-- Start of Records for this task --

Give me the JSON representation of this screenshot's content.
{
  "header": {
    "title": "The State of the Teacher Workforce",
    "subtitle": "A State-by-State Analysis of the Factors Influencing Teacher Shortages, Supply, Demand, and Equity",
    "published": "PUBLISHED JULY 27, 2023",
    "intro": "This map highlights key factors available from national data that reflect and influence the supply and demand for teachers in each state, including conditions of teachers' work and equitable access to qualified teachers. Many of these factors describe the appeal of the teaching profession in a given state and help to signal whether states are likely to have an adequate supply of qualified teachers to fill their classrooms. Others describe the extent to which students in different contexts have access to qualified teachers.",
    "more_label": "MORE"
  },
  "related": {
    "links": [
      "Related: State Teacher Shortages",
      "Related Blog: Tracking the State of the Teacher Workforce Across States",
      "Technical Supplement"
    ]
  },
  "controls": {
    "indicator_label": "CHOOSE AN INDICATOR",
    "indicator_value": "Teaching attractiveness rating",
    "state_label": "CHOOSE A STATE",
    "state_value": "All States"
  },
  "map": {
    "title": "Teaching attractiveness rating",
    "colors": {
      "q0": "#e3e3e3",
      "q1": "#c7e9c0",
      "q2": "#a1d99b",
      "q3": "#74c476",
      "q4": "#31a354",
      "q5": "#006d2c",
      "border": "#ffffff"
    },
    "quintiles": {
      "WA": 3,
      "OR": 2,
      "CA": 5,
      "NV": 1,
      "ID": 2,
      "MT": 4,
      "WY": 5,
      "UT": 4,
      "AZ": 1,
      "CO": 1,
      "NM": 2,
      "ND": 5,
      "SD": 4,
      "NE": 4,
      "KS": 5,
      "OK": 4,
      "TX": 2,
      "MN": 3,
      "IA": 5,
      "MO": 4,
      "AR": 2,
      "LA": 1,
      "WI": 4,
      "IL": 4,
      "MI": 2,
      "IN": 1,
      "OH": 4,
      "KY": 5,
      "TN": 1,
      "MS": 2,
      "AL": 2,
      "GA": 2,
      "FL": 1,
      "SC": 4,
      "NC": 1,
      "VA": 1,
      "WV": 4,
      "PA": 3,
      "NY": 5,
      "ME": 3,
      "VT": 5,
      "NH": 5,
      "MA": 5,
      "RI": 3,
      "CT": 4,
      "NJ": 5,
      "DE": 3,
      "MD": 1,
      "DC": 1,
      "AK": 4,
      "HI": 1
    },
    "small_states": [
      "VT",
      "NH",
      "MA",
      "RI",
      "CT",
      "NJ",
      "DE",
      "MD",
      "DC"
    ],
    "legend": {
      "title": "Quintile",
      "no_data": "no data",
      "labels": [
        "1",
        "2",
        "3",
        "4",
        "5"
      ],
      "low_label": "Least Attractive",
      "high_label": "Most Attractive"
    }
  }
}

-- End of Records for this task --

#### Directions:
From the listing above, copy all lines holding the word "rating".

#### Exercise answer:
    "indicator_value": "Teaching attractiveness rating",
    "title": "Teaching attractiveness rating",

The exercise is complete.